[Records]
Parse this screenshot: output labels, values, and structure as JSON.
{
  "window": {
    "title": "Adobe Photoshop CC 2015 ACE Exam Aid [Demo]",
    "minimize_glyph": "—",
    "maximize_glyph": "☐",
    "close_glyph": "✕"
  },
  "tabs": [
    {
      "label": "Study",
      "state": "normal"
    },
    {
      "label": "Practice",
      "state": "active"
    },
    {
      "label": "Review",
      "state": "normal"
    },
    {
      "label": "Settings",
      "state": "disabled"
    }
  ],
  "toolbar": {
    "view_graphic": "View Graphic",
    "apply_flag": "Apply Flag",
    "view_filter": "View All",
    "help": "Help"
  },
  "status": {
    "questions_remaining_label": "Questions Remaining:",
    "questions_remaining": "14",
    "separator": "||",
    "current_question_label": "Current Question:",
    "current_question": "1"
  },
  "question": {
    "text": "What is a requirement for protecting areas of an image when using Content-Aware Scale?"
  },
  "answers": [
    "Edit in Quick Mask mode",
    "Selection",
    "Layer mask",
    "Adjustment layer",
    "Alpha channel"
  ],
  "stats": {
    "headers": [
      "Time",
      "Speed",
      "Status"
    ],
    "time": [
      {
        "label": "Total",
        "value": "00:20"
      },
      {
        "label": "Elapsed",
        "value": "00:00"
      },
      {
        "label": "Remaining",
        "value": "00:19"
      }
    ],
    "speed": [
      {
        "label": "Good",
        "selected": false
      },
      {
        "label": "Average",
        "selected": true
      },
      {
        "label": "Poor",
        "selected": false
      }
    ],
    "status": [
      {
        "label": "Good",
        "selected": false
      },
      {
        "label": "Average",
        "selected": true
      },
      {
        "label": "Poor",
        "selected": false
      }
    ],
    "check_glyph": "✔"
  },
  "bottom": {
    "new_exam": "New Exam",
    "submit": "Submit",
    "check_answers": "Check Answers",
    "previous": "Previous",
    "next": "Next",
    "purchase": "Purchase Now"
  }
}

## Set problem
All of the records must be repeated exactly.

## Finished task
Parse this screenshot: output labels, values, and structure as JSON.
{
  "window": {
    "title": "Adobe Photoshop CC 2015 ACE Exam Aid [Demo]",
    "minimize_glyph": "—",
    "maximize_glyph": "☐",
    "close_glyph": "✕"
  },
  "tabs": [
    {
      "label": "Study",
      "state": "normal"
    },
    {
      "label": "Practice",
      "state": "active"
    },
    {
      "label": "Review",
      "state": "normal"
    },
    {
      "label": "Settings",
      "state": "disabled"
    }
  ],
  "toolbar": {
    "view_graphic": "View Graphic",
    "apply_flag": "Apply Flag",
    "view_filter": "View All",
    "help": "Help"
  },
  "status": {
    "questions_remaining_label": "Questions Remaining:",
    "questions_remaining": "14",
    "separator": "||",
    "current_question_label": "Current Question:",
    "current_question": "1"
  },
  "question": {
    "text": "What is a requirement for protecting areas of an image when using Content-Aware Scale?"
  },
  "answers": [
    "Edit in Quick Mask mode",
    "Selection",
    "Layer mask",
    "Adjustment layer",
    "Alpha channel"
  ],
  "stats": {
    "headers": [
      "Time",
      "Speed",
      "Status"
    ],
    "time": [
      {
        "label": "Total",
        "value": "00:20"
      },
      {
        "label": "Elapsed",
        "value": "00:00"
      },
      {
        "label": "Remaining",
        "value": "00:19"
      }
    ],
    "speed": [
      {
        "label": "Good",
        "selected": false
      },
      {
        "label": "Average",
        "selected": true
      },
      {
        "label": "Poor",
        "selected": false
      }
    ],
    "status": [
      {
        "label": "Good",
        "selected": false
      },
      {
        "label": "Average",
        "selected": true
      },
      {
        "label": "Poor",
        "selected": false
      }
    ],
    "check_glyph": "✔"
  },
  "bottom": {
    "new_exam": "New Exam",
    "submit": "Submit",
    "check_answers": "Check Answers",
    "previous": "Previous",
    "next": "Next",
    "purchase": "Purchase Now"
  }
}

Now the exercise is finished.